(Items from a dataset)

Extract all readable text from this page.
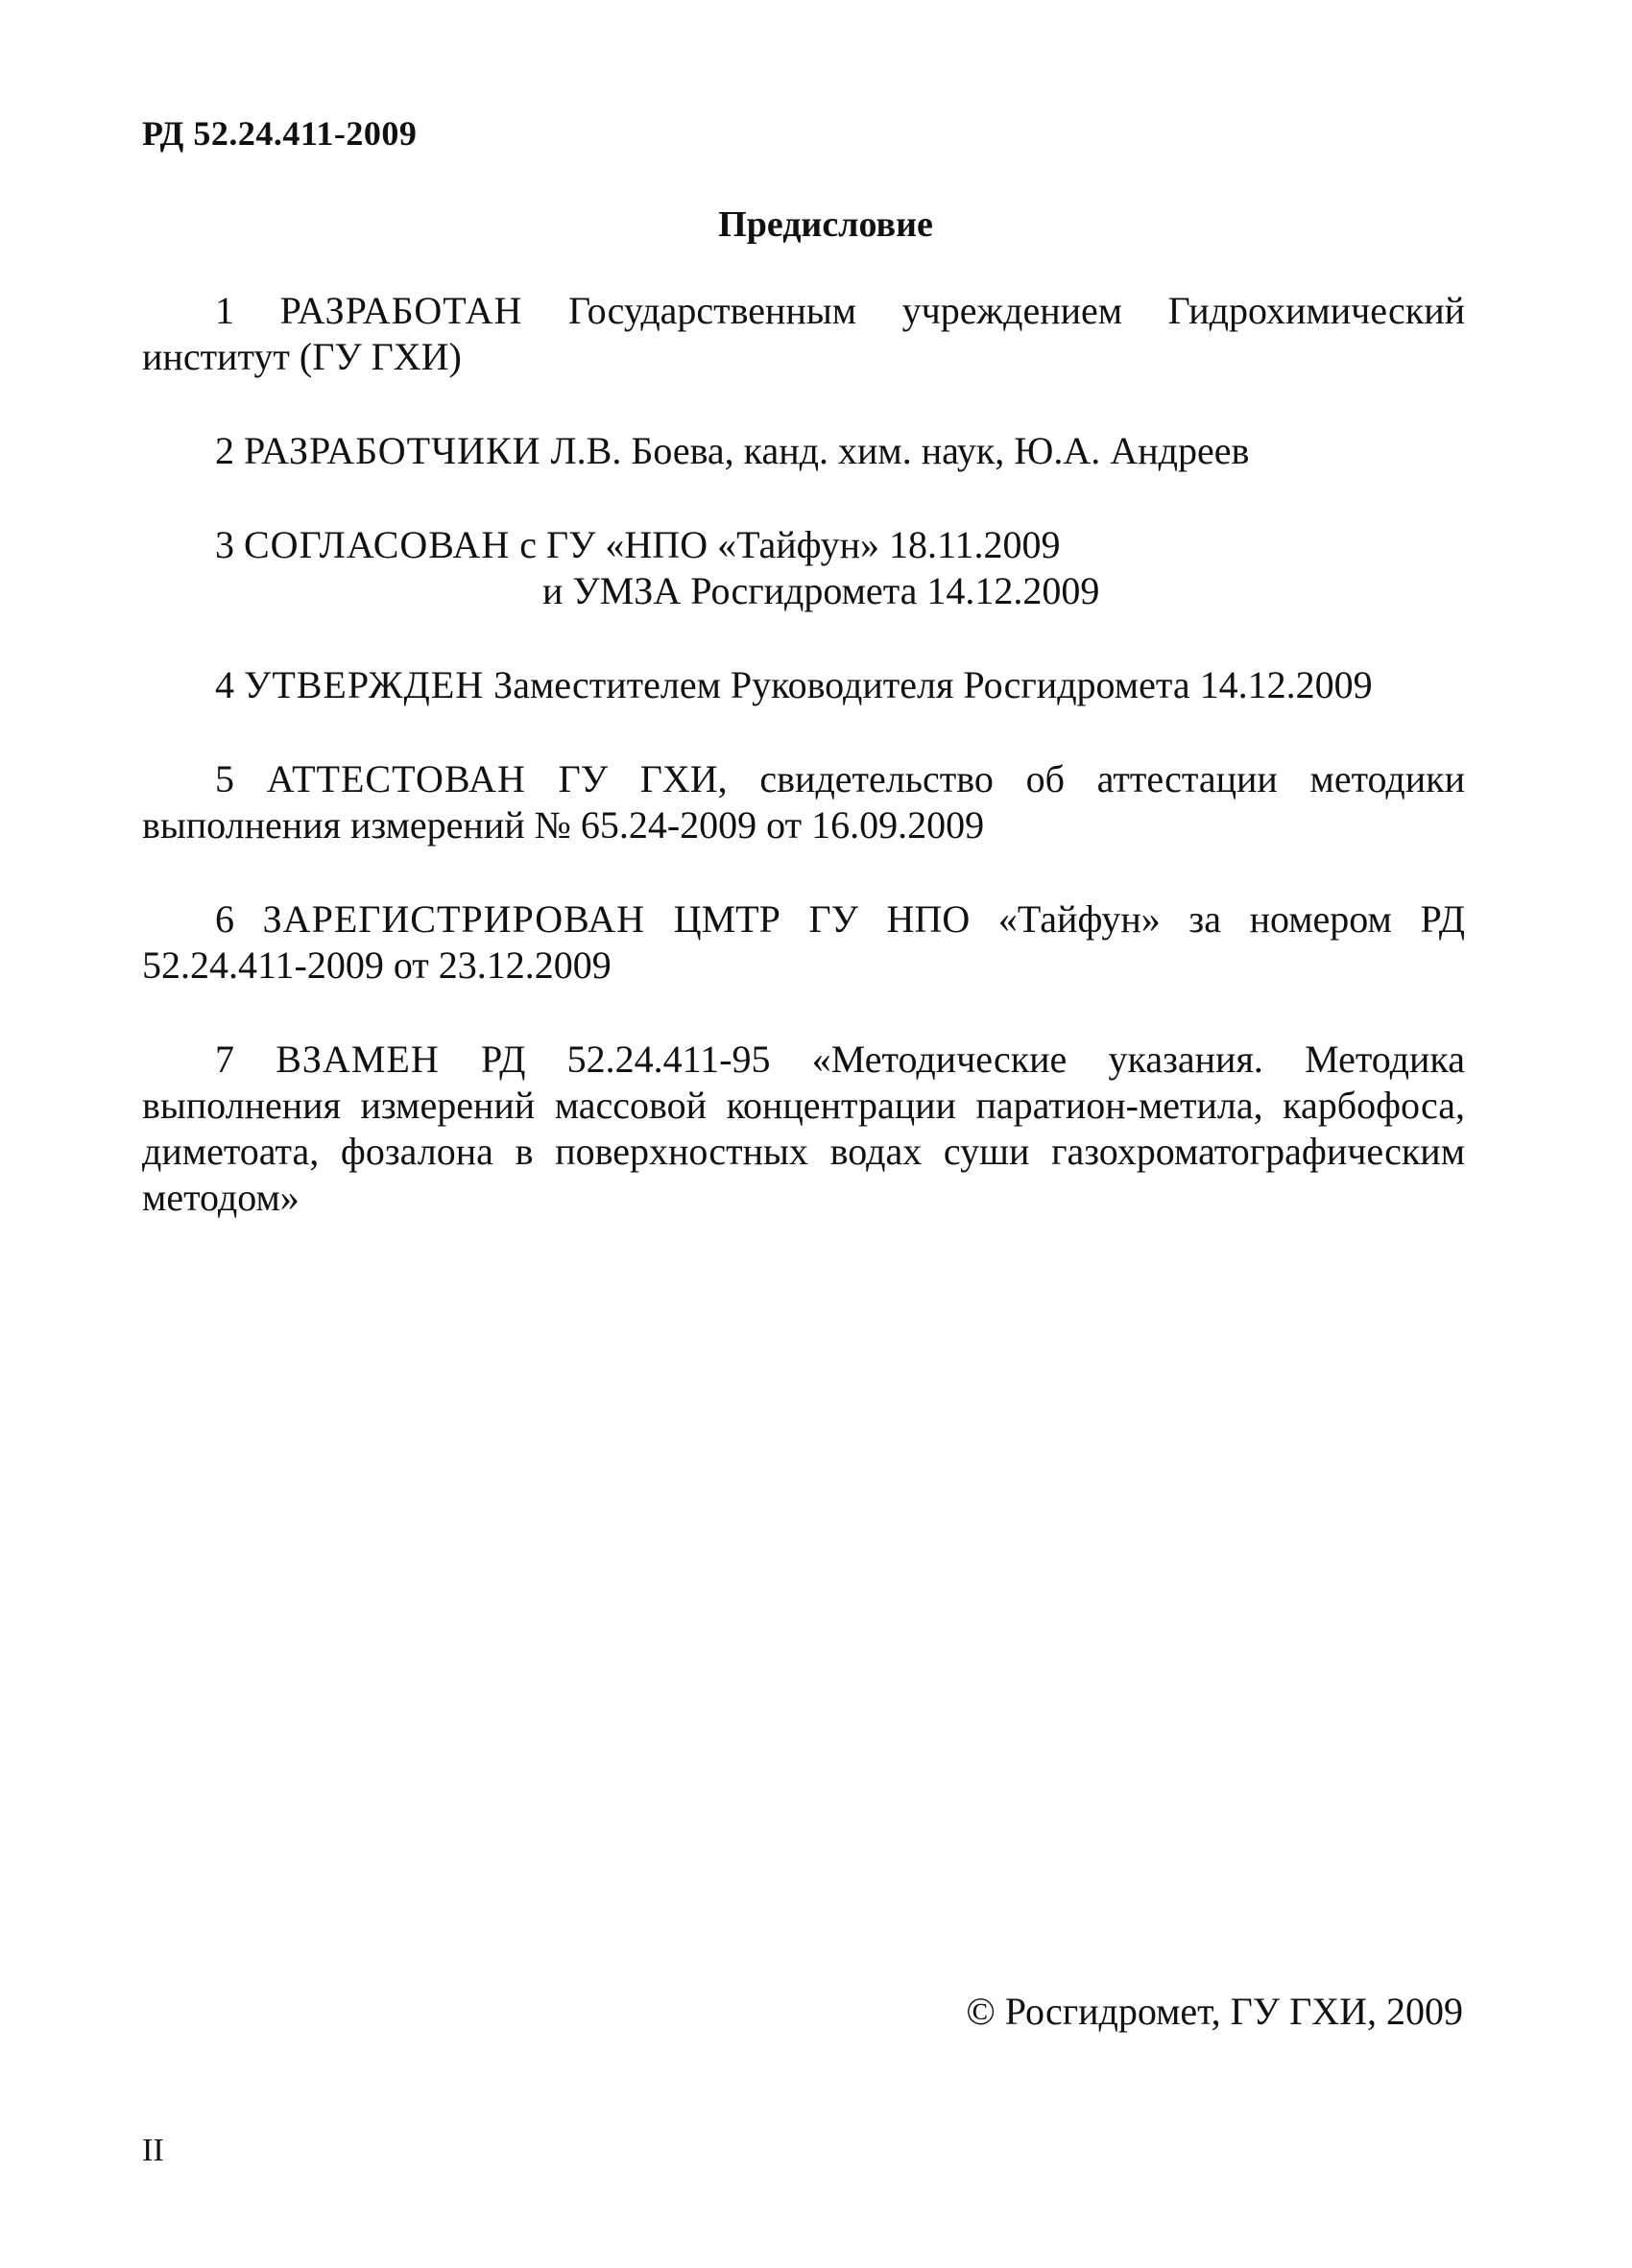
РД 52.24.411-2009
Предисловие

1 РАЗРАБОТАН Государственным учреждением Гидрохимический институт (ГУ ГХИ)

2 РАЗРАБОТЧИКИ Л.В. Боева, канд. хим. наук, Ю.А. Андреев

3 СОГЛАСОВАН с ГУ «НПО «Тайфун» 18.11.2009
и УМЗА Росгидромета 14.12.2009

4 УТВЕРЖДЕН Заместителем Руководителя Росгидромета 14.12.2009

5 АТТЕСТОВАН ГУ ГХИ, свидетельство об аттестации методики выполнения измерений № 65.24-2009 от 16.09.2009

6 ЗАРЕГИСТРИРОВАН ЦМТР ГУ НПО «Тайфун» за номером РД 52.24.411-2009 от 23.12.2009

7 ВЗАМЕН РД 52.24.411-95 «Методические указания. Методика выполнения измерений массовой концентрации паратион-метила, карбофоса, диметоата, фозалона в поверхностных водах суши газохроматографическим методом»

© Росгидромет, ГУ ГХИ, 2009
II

WHAT THIS TASK INVOLVES :: Above are the records. Identify each line that contains the word "выполнения".

CORRECT RESULT ::
5 АТТЕСТОВАН ГУ ГХИ, свидетельство об аттестации методики выполнения измерений № 65.24-2009 от 16.09.2009
7 ВЗАМЕН РД 52.24.411-95 «Методические указания. Методика выполнения измерений массовой концентрации паратион-метила, карбофоса, диметоата, фозалона в поверхностных водах суши газохроматографическим методом»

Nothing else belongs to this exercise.